DIRECTIONS FOR THIS TASK >>
Copy the data word for word, keeping every line.

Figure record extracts

==============================

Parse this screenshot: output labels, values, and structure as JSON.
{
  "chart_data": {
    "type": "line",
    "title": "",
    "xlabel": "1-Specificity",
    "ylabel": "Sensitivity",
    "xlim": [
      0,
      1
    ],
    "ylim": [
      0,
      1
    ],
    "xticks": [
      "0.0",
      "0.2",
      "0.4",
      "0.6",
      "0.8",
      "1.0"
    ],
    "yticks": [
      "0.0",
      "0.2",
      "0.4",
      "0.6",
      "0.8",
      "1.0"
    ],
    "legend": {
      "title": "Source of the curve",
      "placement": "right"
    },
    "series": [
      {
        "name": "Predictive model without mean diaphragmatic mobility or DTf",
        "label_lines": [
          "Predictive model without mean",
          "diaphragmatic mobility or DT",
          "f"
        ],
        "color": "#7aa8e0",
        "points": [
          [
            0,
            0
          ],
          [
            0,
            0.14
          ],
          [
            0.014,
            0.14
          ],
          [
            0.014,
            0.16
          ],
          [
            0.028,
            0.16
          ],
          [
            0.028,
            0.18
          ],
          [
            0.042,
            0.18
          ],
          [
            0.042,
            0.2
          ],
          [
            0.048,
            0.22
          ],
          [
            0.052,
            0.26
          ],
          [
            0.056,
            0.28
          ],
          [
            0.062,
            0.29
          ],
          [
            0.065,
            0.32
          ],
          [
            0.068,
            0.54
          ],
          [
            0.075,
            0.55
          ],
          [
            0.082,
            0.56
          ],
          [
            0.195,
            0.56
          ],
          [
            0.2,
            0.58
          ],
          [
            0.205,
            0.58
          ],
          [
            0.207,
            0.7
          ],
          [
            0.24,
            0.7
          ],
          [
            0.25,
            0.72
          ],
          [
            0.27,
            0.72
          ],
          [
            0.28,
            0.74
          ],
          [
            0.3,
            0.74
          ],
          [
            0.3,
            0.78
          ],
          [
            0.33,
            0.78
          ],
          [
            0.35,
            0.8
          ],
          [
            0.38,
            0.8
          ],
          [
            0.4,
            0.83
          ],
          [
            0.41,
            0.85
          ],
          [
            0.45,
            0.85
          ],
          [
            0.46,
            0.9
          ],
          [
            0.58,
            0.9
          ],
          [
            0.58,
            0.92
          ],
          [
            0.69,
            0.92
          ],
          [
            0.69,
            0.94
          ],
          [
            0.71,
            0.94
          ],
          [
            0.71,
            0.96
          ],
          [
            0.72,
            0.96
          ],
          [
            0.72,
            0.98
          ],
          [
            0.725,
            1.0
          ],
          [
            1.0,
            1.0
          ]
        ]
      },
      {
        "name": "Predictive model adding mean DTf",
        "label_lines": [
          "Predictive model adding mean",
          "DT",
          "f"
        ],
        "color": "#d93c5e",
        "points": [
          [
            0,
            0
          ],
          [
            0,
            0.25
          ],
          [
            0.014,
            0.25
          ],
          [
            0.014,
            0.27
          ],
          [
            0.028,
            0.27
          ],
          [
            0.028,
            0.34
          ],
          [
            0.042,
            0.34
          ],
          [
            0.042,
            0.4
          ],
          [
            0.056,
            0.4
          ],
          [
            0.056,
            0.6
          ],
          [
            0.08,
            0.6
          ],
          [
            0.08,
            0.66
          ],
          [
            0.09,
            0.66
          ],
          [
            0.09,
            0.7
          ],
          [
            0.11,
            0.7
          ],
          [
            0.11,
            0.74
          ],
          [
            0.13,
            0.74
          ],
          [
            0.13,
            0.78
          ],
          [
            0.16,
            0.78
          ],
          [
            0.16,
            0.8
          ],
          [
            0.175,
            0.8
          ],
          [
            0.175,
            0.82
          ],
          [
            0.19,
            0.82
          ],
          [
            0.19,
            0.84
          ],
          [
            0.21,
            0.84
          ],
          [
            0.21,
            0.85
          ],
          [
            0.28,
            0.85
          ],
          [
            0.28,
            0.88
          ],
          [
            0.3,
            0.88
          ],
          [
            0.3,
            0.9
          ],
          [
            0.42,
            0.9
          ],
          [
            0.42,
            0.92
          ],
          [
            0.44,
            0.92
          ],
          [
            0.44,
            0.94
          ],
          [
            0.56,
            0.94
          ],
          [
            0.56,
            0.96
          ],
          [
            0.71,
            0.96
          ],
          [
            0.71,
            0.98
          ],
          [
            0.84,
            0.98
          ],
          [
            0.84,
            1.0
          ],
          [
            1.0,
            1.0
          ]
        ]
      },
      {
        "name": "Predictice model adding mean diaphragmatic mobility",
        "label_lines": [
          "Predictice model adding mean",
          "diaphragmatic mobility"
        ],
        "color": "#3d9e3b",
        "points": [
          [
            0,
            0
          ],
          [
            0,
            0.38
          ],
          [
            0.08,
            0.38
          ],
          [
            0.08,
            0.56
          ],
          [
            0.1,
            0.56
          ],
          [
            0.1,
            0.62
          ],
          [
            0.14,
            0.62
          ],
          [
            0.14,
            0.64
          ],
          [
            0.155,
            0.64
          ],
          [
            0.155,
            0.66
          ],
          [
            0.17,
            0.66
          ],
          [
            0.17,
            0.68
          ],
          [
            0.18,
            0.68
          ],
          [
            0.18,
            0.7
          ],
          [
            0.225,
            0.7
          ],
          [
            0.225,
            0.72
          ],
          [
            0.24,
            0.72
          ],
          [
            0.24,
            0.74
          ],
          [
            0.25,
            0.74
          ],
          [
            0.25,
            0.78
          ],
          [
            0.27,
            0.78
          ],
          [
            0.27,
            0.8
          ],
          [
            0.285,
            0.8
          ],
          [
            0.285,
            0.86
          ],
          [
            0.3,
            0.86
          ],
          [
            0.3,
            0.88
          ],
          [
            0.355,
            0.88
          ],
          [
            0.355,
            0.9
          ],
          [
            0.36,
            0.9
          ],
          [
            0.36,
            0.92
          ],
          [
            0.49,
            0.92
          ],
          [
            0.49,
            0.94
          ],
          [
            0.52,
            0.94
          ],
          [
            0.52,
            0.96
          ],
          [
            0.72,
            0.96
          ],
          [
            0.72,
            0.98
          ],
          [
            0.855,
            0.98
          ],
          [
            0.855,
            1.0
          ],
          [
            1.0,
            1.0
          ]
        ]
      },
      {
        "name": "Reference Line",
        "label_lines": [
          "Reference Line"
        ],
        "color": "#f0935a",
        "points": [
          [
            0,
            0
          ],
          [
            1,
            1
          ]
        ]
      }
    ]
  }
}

==============================

ANSWER TO THE TASK >>
Parse this screenshot: output labels, values, and structure as JSON.
{
  "chart_data": {
    "type": "line",
    "title": "",
    "xlabel": "1-Specificity",
    "ylabel": "Sensitivity",
    "xlim": [
      0,
      1
    ],
    "ylim": [
      0,
      1
    ],
    "xticks": [
      "0.0",
      "0.2",
      "0.4",
      "0.6",
      "0.8",
      "1.0"
    ],
    "yticks": [
      "0.0",
      "0.2",
      "0.4",
      "0.6",
      "0.8",
      "1.0"
    ],
    "legend": {
      "title": "Source of the curve",
      "placement": "right"
    },
    "series": [
      {
        "name": "Predictive model without mean diaphragmatic mobility or DTf",
        "label_lines": [
          "Predictive model without mean",
          "diaphragmatic mobility or DT",
          "f"
        ],
        "color": "#7aa8e0",
        "points": [
          [
            0,
            0
          ],
          [
            0,
            0.14
          ],
          [
            0.014,
            0.14
          ],
          [
            0.014,
            0.16
          ],
          [
            0.028,
            0.16
          ],
          [
            0.028,
            0.18
          ],
          [
            0.042,
            0.18
          ],
          [
            0.042,
            0.2
          ],
          [
            0.048,
            0.22
          ],
          [
            0.052,
            0.26
          ],
          [
            0.056,
            0.28
          ],
          [
            0.062,
            0.29
          ],
          [
            0.065,
            0.32
          ],
          [
            0.068,
            0.54
          ],
          [
            0.075,
            0.55
          ],
          [
            0.082,
            0.56
          ],
          [
            0.195,
            0.56
          ],
          [
            0.2,
            0.58
          ],
          [
            0.205,
            0.58
          ],
          [
            0.207,
            0.7
          ],
          [
            0.24,
            0.7
          ],
          [
            0.25,
            0.72
          ],
          [
            0.27,
            0.72
          ],
          [
            0.28,
            0.74
          ],
          [
            0.3,
            0.74
          ],
          [
            0.3,
            0.78
          ],
          [
            0.33,
            0.78
          ],
          [
            0.35,
            0.8
          ],
          [
            0.38,
            0.8
          ],
          [
            0.4,
            0.83
          ],
          [
            0.41,
            0.85
          ],
          [
            0.45,
            0.85
          ],
          [
            0.46,
            0.9
          ],
          [
            0.58,
            0.9
          ],
          [
            0.58,
            0.92
          ],
          [
            0.69,
            0.92
          ],
          [
            0.69,
            0.94
          ],
          [
            0.71,
            0.94
          ],
          [
            0.71,
            0.96
          ],
          [
            0.72,
            0.96
          ],
          [
            0.72,
            0.98
          ],
          [
            0.725,
            1.0
          ],
          [
            1.0,
            1.0
          ]
        ]
      },
      {
        "name": "Predictive model adding mean DTf",
        "label_lines": [
          "Predictive model adding mean",
          "DT",
          "f"
        ],
        "color": "#d93c5e",
        "points": [
          [
            0,
            0
          ],
          [
            0,
            0.25
          ],
          [
            0.014,
            0.25
          ],
          [
            0.014,
            0.27
          ],
          [
            0.028,
            0.27
          ],
          [
            0.028,
            0.34
          ],
          [
            0.042,
            0.34
          ],
          [
            0.042,
            0.4
          ],
          [
            0.056,
            0.4
          ],
          [
            0.056,
            0.6
          ],
          [
            0.08,
            0.6
          ],
          [
            0.08,
            0.66
          ],
          [
            0.09,
            0.66
          ],
          [
            0.09,
            0.7
          ],
          [
            0.11,
            0.7
          ],
          [
            0.11,
            0.74
          ],
          [
            0.13,
            0.74
          ],
          [
            0.13,
            0.78
          ],
          [
            0.16,
            0.78
          ],
          [
            0.16,
            0.8
          ],
          [
            0.175,
            0.8
          ],
          [
            0.175,
            0.82
          ],
          [
            0.19,
            0.82
          ],
          [
            0.19,
            0.84
          ],
          [
            0.21,
            0.84
          ],
          [
            0.21,
            0.85
          ],
          [
            0.28,
            0.85
          ],
          [
            0.28,
            0.88
          ],
          [
            0.3,
            0.88
          ],
          [
            0.3,
            0.9
          ],
          [
            0.42,
            0.9
          ],
          [
            0.42,
            0.92
          ],
          [
            0.44,
            0.92
          ],
          [
            0.44,
            0.94
          ],
          [
            0.56,
            0.94
          ],
          [
            0.56,
            0.96
          ],
          [
            0.71,
            0.96
          ],
          [
            0.71,
            0.98
          ],
          [
            0.84,
            0.98
          ],
          [
            0.84,
            1.0
          ],
          [
            1.0,
            1.0
          ]
        ]
      },
      {
        "name": "Predictice model adding mean diaphragmatic mobility",
        "label_lines": [
          "Predictice model adding mean",
          "diaphragmatic mobility"
        ],
        "color": "#3d9e3b",
        "points": [
          [
            0,
            0
          ],
          [
            0,
            0.38
          ],
          [
            0.08,
            0.38
          ],
          [
            0.08,
            0.56
          ],
          [
            0.1,
            0.56
          ],
          [
            0.1,
            0.62
          ],
          [
            0.14,
            0.62
          ],
          [
            0.14,
            0.64
          ],
          [
            0.155,
            0.64
          ],
          [
            0.155,
            0.66
          ],
          [
            0.17,
            0.66
          ],
          [
            0.17,
            0.68
          ],
          [
            0.18,
            0.68
          ],
          [
            0.18,
            0.7
          ],
          [
            0.225,
            0.7
          ],
          [
            0.225,
            0.72
          ],
          [
            0.24,
            0.72
          ],
          [
            0.24,
            0.74
          ],
          [
            0.25,
            0.74
          ],
          [
            0.25,
            0.78
          ],
          [
            0.27,
            0.78
          ],
          [
            0.27,
            0.8
          ],
          [
            0.285,
            0.8
          ],
          [
            0.285,
            0.86
          ],
          [
            0.3,
            0.86
          ],
          [
            0.3,
            0.88
          ],
          [
            0.355,
            0.88
          ],
          [
            0.355,
            0.9
          ],
          [
            0.36,
            0.9
          ],
          [
            0.36,
            0.92
          ],
          [
            0.49,
            0.92
          ],
          [
            0.49,
            0.94
          ],
          [
            0.52,
            0.94
          ],
          [
            0.52,
            0.96
          ],
          [
            0.72,
            0.96
          ],
          [
            0.72,
            0.98
          ],
          [
            0.855,
            0.98
          ],
          [
            0.855,
            1.0
          ],
          [
            1.0,
            1.0
          ]
        ]
      },
      {
        "name": "Reference Line",
        "label_lines": [
          "Reference Line"
        ],
        "color": "#f0935a",
        "points": [
          [
            0,
            0
          ],
          [
            1,
            1
          ]
        ]
      }
    ]
  }
}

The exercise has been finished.